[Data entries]
------------------------------------------------------------

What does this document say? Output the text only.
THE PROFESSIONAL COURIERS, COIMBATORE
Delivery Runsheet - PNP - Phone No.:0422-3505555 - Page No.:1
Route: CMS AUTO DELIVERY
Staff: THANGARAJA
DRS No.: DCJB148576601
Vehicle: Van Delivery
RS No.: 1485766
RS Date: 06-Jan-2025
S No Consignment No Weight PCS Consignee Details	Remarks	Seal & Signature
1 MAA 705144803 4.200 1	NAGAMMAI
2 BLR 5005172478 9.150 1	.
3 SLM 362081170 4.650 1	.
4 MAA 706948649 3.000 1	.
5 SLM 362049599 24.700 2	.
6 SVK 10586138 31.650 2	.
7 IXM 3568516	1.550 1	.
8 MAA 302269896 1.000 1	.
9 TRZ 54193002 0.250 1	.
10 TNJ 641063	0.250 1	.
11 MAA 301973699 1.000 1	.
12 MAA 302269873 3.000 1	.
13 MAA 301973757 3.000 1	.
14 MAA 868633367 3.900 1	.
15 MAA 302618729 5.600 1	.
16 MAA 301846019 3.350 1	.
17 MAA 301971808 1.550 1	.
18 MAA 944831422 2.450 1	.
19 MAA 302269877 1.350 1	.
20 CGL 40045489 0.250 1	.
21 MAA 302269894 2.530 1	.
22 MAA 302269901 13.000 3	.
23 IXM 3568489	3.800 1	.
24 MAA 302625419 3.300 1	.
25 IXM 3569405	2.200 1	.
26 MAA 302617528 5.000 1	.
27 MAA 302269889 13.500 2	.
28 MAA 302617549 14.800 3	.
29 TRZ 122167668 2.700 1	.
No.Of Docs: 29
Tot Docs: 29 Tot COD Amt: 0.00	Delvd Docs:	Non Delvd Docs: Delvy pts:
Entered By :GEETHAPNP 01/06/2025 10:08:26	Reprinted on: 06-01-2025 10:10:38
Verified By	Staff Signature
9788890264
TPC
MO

------------------------------------------------------------

*To do*
Copy every record above exactly as it appears.

*Response below*
What does this document say? Output the text only.
THE PROFESSIONAL COURIERS, COIMBATORE
Delivery Runsheet - PNP - Phone No.:0422-3505555 - Page No.:1
Route: CMS AUTO DELIVERY
Staff: THANGARAJA
DRS No.: DCJB148576601
Vehicle: Van Delivery
RS No.: 1485766
RS Date: 06-Jan-2025
S No Consignment No Weight PCS Consignee Details	Remarks	Seal & Signature
1 MAA 705144803 4.200 1	NAGAMMAI
2 BLR 5005172478 9.150 1	.
3 SLM 362081170 4.650 1	.
4 MAA 706948649 3.000 1	.
5 SLM 362049599 24.700 2	.
6 SVK 10586138 31.650 2	.
7 IXM 3568516	1.550 1	.
8 MAA 302269896 1.000 1	.
9 TRZ 54193002 0.250 1	.
10 TNJ 641063	0.250 1	.
11 MAA 301973699 1.000 1	.
12 MAA 302269873 3.000 1	.
13 MAA 301973757 3.000 1	.
14 MAA 868633367 3.900 1	.
15 MAA 302618729 5.600 1	.
16 MAA 301846019 3.350 1	.
17 MAA 301971808 1.550 1	.
18 MAA 944831422 2.450 1	.
19 MAA 302269877 1.350 1	.
20 CGL 40045489 0.250 1	.
21 MAA 302269894 2.530 1	.
22 MAA 302269901 13.000 3	.
23 IXM 3568489	3.800 1	.
24 MAA 302625419 3.300 1	.
25 IXM 3569405	2.200 1	.
26 MAA 302617528 5.000 1	.
27 MAA 302269889 13.500 2	.
28 MAA 302617549 14.800 3	.
29 TRZ 122167668 2.700 1	.
No.Of Docs: 29
Tot Docs: 29 Tot COD Amt: 0.00	Delvd Docs:	Non Delvd Docs: Delvy pts:
Entered By :GEETHAPNP 01/06/2025 10:08:26	Reprinted on: 06-01-2025 10:10:38
Verified By	Staff Signature
9788890264
TPC
MO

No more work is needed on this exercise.